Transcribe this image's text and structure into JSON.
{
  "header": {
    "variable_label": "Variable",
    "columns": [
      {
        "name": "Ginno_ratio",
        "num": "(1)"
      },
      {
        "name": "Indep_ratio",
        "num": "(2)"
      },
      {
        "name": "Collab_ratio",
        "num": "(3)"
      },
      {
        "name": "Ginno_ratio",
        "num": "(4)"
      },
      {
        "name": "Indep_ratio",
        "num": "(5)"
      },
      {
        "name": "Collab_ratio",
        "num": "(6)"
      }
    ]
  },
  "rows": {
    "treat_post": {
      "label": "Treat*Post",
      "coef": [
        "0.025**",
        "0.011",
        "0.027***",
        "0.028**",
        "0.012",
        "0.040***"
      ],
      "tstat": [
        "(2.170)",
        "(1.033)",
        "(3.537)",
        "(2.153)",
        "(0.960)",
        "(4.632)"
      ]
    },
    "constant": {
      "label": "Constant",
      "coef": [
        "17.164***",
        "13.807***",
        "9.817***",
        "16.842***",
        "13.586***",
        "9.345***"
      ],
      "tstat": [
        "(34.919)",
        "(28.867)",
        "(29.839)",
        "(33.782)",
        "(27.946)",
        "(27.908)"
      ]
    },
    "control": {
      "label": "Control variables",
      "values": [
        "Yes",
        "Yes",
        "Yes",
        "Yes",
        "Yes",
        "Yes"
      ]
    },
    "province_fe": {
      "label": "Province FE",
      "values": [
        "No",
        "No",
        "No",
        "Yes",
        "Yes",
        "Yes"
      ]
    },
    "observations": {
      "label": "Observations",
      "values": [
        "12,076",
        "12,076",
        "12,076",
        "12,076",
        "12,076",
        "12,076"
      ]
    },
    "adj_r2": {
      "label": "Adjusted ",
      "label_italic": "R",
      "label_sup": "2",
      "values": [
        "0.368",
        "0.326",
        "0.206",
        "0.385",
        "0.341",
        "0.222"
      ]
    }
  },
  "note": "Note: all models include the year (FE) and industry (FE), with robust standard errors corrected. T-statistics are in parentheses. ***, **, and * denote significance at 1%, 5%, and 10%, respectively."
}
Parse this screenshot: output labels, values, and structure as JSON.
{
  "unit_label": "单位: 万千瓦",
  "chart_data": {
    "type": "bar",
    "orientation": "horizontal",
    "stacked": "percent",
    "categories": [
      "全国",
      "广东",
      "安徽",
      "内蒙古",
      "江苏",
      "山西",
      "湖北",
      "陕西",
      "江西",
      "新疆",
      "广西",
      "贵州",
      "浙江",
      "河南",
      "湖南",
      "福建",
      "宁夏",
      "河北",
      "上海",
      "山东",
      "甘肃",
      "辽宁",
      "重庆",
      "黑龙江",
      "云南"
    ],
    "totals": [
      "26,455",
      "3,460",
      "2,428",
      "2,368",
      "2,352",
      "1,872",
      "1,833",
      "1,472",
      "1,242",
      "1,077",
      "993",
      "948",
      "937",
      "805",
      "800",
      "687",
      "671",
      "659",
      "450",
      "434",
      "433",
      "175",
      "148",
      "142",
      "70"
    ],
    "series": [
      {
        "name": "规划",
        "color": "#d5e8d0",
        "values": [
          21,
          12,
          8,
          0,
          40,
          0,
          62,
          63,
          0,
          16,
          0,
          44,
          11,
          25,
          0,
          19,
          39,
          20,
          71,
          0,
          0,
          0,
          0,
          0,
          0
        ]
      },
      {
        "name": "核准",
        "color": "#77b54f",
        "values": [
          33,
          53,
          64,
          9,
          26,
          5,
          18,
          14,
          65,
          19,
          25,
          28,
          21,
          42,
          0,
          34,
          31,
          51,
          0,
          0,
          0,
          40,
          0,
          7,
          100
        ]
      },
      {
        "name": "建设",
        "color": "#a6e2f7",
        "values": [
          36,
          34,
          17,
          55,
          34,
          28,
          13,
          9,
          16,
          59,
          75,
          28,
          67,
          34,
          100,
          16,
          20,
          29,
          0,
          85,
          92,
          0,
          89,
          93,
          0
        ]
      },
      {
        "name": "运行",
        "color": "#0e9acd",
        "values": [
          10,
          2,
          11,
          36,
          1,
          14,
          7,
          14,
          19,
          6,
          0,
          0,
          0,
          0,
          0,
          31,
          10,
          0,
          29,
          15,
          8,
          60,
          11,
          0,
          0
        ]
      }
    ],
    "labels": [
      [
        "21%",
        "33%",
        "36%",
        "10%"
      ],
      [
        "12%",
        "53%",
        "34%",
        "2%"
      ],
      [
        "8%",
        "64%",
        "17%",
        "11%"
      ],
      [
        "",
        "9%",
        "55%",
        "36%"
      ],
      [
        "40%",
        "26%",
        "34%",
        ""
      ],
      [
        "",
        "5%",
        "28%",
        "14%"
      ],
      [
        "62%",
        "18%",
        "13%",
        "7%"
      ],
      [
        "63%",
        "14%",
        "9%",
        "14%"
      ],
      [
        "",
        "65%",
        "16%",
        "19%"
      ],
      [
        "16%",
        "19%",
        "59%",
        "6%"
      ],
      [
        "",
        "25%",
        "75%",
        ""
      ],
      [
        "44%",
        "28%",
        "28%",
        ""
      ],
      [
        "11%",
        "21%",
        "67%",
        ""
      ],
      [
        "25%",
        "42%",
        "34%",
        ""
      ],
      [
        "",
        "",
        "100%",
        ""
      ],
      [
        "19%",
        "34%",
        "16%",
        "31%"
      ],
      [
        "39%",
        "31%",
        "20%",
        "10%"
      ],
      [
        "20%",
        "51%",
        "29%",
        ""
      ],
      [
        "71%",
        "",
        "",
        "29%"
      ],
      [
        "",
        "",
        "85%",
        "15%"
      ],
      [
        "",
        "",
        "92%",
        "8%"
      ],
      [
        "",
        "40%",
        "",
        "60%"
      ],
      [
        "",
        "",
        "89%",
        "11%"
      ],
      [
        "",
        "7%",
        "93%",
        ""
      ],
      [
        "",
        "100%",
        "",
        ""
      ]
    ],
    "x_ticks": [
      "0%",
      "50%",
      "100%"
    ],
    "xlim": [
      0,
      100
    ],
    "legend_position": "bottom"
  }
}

******

Request:
Take the material above and return all of it exactly.

Complete response:
Transcribe this image's text and structure into JSON.
{
  "header": {
    "variable_label": "Variable",
    "columns": [
      {
        "name": "Ginno_ratio",
        "num": "(1)"
      },
      {
        "name": "Indep_ratio",
        "num": "(2)"
      },
      {
        "name": "Collab_ratio",
        "num": "(3)"
      },
      {
        "name": "Ginno_ratio",
        "num": "(4)"
      },
      {
        "name": "Indep_ratio",
        "num": "(5)"
      },
      {
        "name": "Collab_ratio",
        "num": "(6)"
      }
    ]
  },
  "rows": {
    "treat_post": {
      "label": "Treat*Post",
      "coef": [
        "0.025**",
        "0.011",
        "0.027***",
        "0.028**",
        "0.012",
        "0.040***"
      ],
      "tstat": [
        "(2.170)",
        "(1.033)",
        "(3.537)",
        "(2.153)",
        "(0.960)",
        "(4.632)"
      ]
    },
    "constant": {
      "label": "Constant",
      "coef": [
        "17.164***",
        "13.807***",
        "9.817***",
        "16.842***",
        "13.586***",
        "9.345***"
      ],
      "tstat": [
        "(34.919)",
        "(28.867)",
        "(29.839)",
        "(33.782)",
        "(27.946)",
        "(27.908)"
      ]
    },
    "control": {
      "label": "Control variables",
      "values": [
        "Yes",
        "Yes",
        "Yes",
        "Yes",
        "Yes",
        "Yes"
      ]
    },
    "province_fe": {
      "label": "Province FE",
      "values": [
        "No",
        "No",
        "No",
        "Yes",
        "Yes",
        "Yes"
      ]
    },
    "observations": {
      "label": "Observations",
      "values": [
        "12,076",
        "12,076",
        "12,076",
        "12,076",
        "12,076",
        "12,076"
      ]
    },
    "adj_r2": {
      "label": "Adjusted ",
      "label_italic": "R",
      "label_sup": "2",
      "values": [
        "0.368",
        "0.326",
        "0.206",
        "0.385",
        "0.341",
        "0.222"
      ]
    }
  },
  "note": "Note: all models include the year (FE) and industry (FE), with robust standard errors corrected. T-statistics are in parentheses. ***, **, and * denote significance at 1%, 5%, and 10%, respectively."
}
Parse this screenshot: output labels, values, and structure as JSON.
{
  "unit_label": "单位: 万千瓦",
  "chart_data": {
    "type": "bar",
    "orientation": "horizontal",
    "stacked": "percent",
    "categories": [
      "全国",
      "广东",
      "安徽",
      "内蒙古",
      "江苏",
      "山西",
      "湖北",
      "陕西",
      "江西",
      "新疆",
      "广西",
      "贵州",
      "浙江",
      "河南",
      "湖南",
      "福建",
      "宁夏",
      "河北",
      "上海",
      "山东",
      "甘肃",
      "辽宁",
      "重庆",
      "黑龙江",
      "云南"
    ],
    "totals": [
      "26,455",
      "3,460",
      "2,428",
      "2,368",
      "2,352",
      "1,872",
      "1,833",
      "1,472",
      "1,242",
      "1,077",
      "993",
      "948",
      "937",
      "805",
      "800",
      "687",
      "671",
      "659",
      "450",
      "434",
      "433",
      "175",
      "148",
      "142",
      "70"
    ],
    "series": [
      {
        "name": "规划",
        "color": "#d5e8d0",
        "values": [
          21,
          12,
          8,
          0,
          40,
          0,
          62,
          63,
          0,
          16,
          0,
          44,
          11,
          25,
          0,
          19,
          39,
          20,
          71,
          0,
          0,
          0,
          0,
          0,
          0
        ]
      },
      {
        "name": "核准",
        "color": "#77b54f",
        "values": [
          33,
          53,
          64,
          9,
          26,
          5,
          18,
          14,
          65,
          19,
          25,
          28,
          21,
          42,
          0,
          34,
          31,
          51,
          0,
          0,
          0,
          40,
          0,
          7,
          100
        ]
      },
      {
        "name": "建设",
        "color": "#a6e2f7",
        "values": [
          36,
          34,
          17,
          55,
          34,
          28,
          13,
          9,
          16,
          59,
          75,
          28,
          67,
          34,
          100,
          16,
          20,
          29,
          0,
          85,
          92,
          0,
          89,
          93,
          0
        ]
      },
      {
        "name": "运行",
        "color": "#0e9acd",
        "values": [
          10,
          2,
          11,
          36,
          1,
          14,
          7,
          14,
          19,
          6,
          0,
          0,
          0,
          0,
          0,
          31,
          10,
          0,
          29,
          15,
          8,
          60,
          11,
          0,
          0
        ]
      }
    ],
    "labels": [
      [
        "21%",
        "33%",
        "36%",
        "10%"
      ],
      [
        "12%",
        "53%",
        "34%",
        "2%"
      ],
      [
        "8%",
        "64%",
        "17%",
        "11%"
      ],
      [
        "",
        "9%",
        "55%",
        "36%"
      ],
      [
        "40%",
        "26%",
        "34%",
        ""
      ],
      [
        "",
        "5%",
        "28%",
        "14%"
      ],
      [
        "62%",
        "18%",
        "13%",
        "7%"
      ],
      [
        "63%",
        "14%",
        "9%",
        "14%"
      ],
      [
        "",
        "65%",
        "16%",
        "19%"
      ],
      [
        "16%",
        "19%",
        "59%",
        "6%"
      ],
      [
        "",
        "25%",
        "75%",
        ""
      ],
      [
        "44%",
        "28%",
        "28%",
        ""
      ],
      [
        "11%",
        "21%",
        "67%",
        ""
      ],
      [
        "25%",
        "42%",
        "34%",
        ""
      ],
      [
        "",
        "",
        "100%",
        ""
      ],
      [
        "19%",
        "34%",
        "16%",
        "31%"
      ],
      [
        "39%",
        "31%",
        "20%",
        "10%"
      ],
      [
        "20%",
        "51%",
        "29%",
        ""
      ],
      [
        "71%",
        "",
        "",
        "29%"
      ],
      [
        "",
        "",
        "85%",
        "15%"
      ],
      [
        "",
        "",
        "92%",
        "8%"
      ],
      [
        "",
        "40%",
        "",
        "60%"
      ],
      [
        "",
        "",
        "89%",
        "11%"
      ],
      [
        "",
        "7%",
        "93%",
        ""
      ],
      [
        "",
        "100%",
        "",
        ""
      ]
    ],
    "x_ticks": [
      "0%",
      "50%",
      "100%"
    ],
    "xlim": [
      0,
      100
    ],
    "legend_position": "bottom"
  }
}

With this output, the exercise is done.